> _TASKS FOR THIS EXERCISE_:
a) Summarize the newsgroup post on connecting a Radeon card to cable TV in two sentences.
b) Echo the newsgroup post on connecting a Radeon card to cable TV, from "On Tue, 19 Jul" through "to the card.", inclusive.

> _SUPPLIED PASSAGE_:
begin

On Tue, 19 Jul 2005 13:39:50 GMT, "Sleepy"
<bpespleyremovetheobvious@blueyonder.co.uk> wrote:

>
>"Marc Pencott" <marcpencott@blueyonder.co.uk> wrote in message
>news:2n2De.72851$G8.44711@text.news.blueyonder.co.uk...
>> Hi all
>>
>> I have recently purchased a Radeon 9800 AIW and would like to connect my
>> Telewest Cable TV to the card.
>>
>> Can anyone explain which cables I need and how to connect them, or point
>> to a newbie website.
>>
>> Also would it be possible to record one cable channel on the pc whilst
>> watching another on my main TV?
>>
>> Cheers
>> Marc
>>
>The cable that goes into the digital decoder box has a particular fitting
>but the output cable from that is a standard coax which just plugs into
>the TV or in your case your AIW card.
>The package we have with Telewest is one channel at a time and thats
>the standard deal.
>

In line with Sleepy says, it's quite likely your cable box will only
allow you to tune one channel at a time. Sometimes a cable box will
let you tune in the terrestrial channels separately, but you're very
unlikely to be able to tune in more than one cable channel at a time.

That's on the UHF lead, the 'standard coax' Sleepy mentions. You can
also connect your TV or your AIW to the box's composite video or
s-video output, most likely from a SCART socket on it. The advantage
of this should be better quality picture and sound (especially if you
want to capture); the drawback is that you'll _only_ be able to see
the channel the box is tuned to. AIWs often don't seem to have
particularly good tuners, and a video input helps get round this. If
your box only allows one channel at a time, composite or s- video is
definitely the way to go; if it allows tuning the terrestrial channels
simultaneously, it's your choice.

I presume this is an OEM card, as ATI themselves only make cards for
the North American market, where NTSC transmissions are the standard;
most of the rest of the world uses PAL or SECAM standards. On
Telewest, you will, of course, be in the UK using the PAL-i standard,
and ATI don't produce PAL UHF input cards any more. Therefore, I
can't be sure what connectors your card will have, but the UHF
connection will be via a co-axial socket, as Sleepy says - just
connect it exactly as you would a TV or VCR. The composite connector
will probably be one or two s-video-type sockets (if two, one's in,
one's out), although the wiring is not standard for s-video. If it's
one s-video socket only, that's for both video in and out.

end

> _PROVIDED MATERIAL_:
begin

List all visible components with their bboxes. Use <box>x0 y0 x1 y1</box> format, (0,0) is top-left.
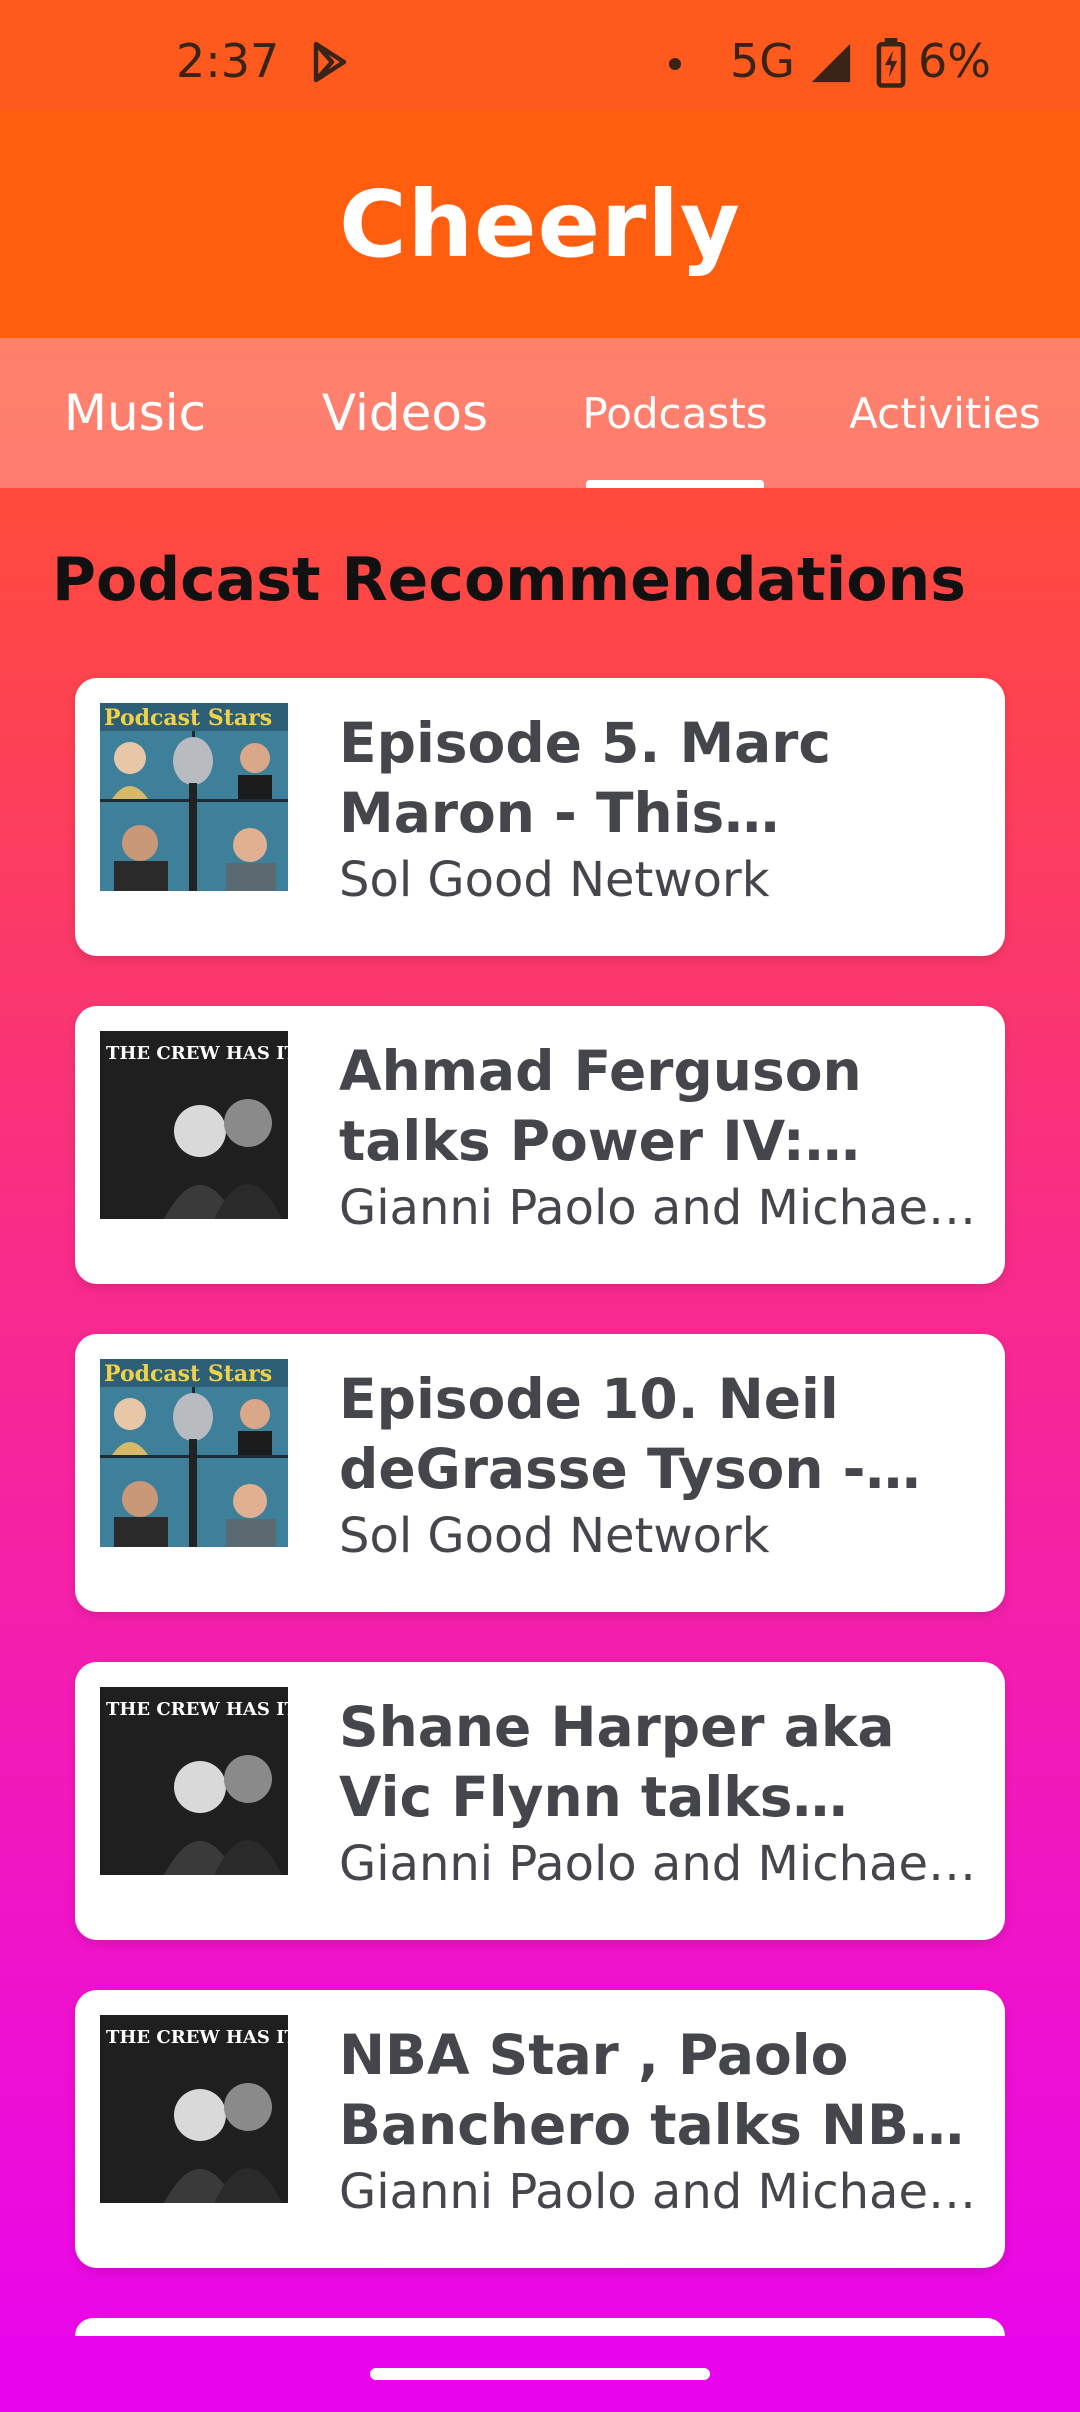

end

> _ANSWERS TO THE PROBLEMS_:
a) Someone who bought a Radeon 9800 AIW asked how to connect Telewest cable TV to the card and whether one cable channel could be recorded on the PC while another was watched on the main TV. The replies say the decoder box's output is standard coax that plugs into the card, that the box will likely tune only one cable channel at a time, and that using the box's composite or s-video output, most likely from a SCART socket, should give better picture and sound but show only the channel the box is tuned to.

b)
On Tue, 19 Jul 2005 13:39:50 GMT, "Sleepy"
<bpespleyremovetheobvious@blueyonder.co.uk> wrote:

>
>"Marc Pencott" <marcpencott@blueyonder.co.uk> wrote in message
>news:2n2De.72851$G8.44711@text.news.blueyonder.co.uk...
>> Hi all
>>
>> I have recently purchased a Radeon 9800 AIW and would like to connect my
>> Telewest Cable TV to the card.